*** Data listing

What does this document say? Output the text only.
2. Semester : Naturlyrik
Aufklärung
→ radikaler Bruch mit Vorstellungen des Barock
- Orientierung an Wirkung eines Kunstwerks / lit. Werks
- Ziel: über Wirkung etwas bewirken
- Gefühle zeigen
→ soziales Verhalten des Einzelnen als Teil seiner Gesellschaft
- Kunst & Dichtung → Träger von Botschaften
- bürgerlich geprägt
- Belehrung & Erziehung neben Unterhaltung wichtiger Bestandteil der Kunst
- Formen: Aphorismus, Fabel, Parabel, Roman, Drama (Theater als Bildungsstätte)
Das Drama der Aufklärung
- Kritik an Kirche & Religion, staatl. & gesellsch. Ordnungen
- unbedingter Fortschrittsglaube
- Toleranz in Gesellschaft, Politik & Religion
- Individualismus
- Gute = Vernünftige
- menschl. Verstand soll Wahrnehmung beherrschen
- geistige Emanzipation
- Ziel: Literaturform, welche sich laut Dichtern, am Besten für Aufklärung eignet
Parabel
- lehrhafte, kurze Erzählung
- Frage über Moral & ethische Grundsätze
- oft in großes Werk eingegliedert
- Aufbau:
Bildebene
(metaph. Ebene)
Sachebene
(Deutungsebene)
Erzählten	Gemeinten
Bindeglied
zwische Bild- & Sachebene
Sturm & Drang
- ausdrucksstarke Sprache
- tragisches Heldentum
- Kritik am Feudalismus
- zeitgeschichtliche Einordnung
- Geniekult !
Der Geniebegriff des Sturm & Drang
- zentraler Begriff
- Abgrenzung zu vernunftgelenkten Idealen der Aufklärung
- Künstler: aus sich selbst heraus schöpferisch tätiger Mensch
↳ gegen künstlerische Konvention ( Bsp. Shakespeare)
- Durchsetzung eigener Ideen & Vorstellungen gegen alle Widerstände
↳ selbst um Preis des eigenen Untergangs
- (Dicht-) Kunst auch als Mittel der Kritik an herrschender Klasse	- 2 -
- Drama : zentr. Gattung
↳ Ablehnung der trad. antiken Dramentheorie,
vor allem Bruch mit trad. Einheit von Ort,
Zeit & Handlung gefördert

******

_Set task_: Output the records above in their entirety, exactly.

_Answer for the task_:
What does this document say? Output the text only.
2. Semester : Naturlyrik
Aufklärung
→ radikaler Bruch mit Vorstellungen des Barock
- Orientierung an Wirkung eines Kunstwerks / lit. Werks
- Ziel: über Wirkung etwas bewirken
- Gefühle zeigen
→ soziales Verhalten des Einzelnen als Teil seiner Gesellschaft
- Kunst & Dichtung → Träger von Botschaften
- bürgerlich geprägt
- Belehrung & Erziehung neben Unterhaltung wichtiger Bestandteil der Kunst
- Formen: Aphorismus, Fabel, Parabel, Roman, Drama (Theater als Bildungsstätte)
Das Drama der Aufklärung
- Kritik an Kirche & Religion, staatl. & gesellsch. Ordnungen
- unbedingter Fortschrittsglaube
- Toleranz in Gesellschaft, Politik & Religion
- Individualismus
- Gute = Vernünftige
- menschl. Verstand soll Wahrnehmung beherrschen
- geistige Emanzipation
- Ziel: Literaturform, welche sich laut Dichtern, am Besten für Aufklärung eignet
Parabel
- lehrhafte, kurze Erzählung
- Frage über Moral & ethische Grundsätze
- oft in großes Werk eingegliedert
- Aufbau:
Bildebene
(metaph. Ebene)
Sachebene
(Deutungsebene)
Erzählten	Gemeinten
Bindeglied
zwische Bild- & Sachebene
Sturm & Drang
- ausdrucksstarke Sprache
- tragisches Heldentum
- Kritik am Feudalismus
- zeitgeschichtliche Einordnung
- Geniekult !
Der Geniebegriff des Sturm & Drang
- zentraler Begriff
- Abgrenzung zu vernunftgelenkten Idealen der Aufklärung
- Künstler: aus sich selbst heraus schöpferisch tätiger Mensch
↳ gegen künstlerische Konvention ( Bsp. Shakespeare)
- Durchsetzung eigener Ideen & Vorstellungen gegen alle Widerstände
↳ selbst um Preis des eigenen Untergangs
- (Dicht-) Kunst auch als Mittel der Kritik an herrschender Klasse	- 2 -
- Drama : zentr. Gattung
↳ Ablehnung der trad. antiken Dramentheorie,
vor allem Bruch mit trad. Einheit von Ort,
Zeit & Handlung gefördert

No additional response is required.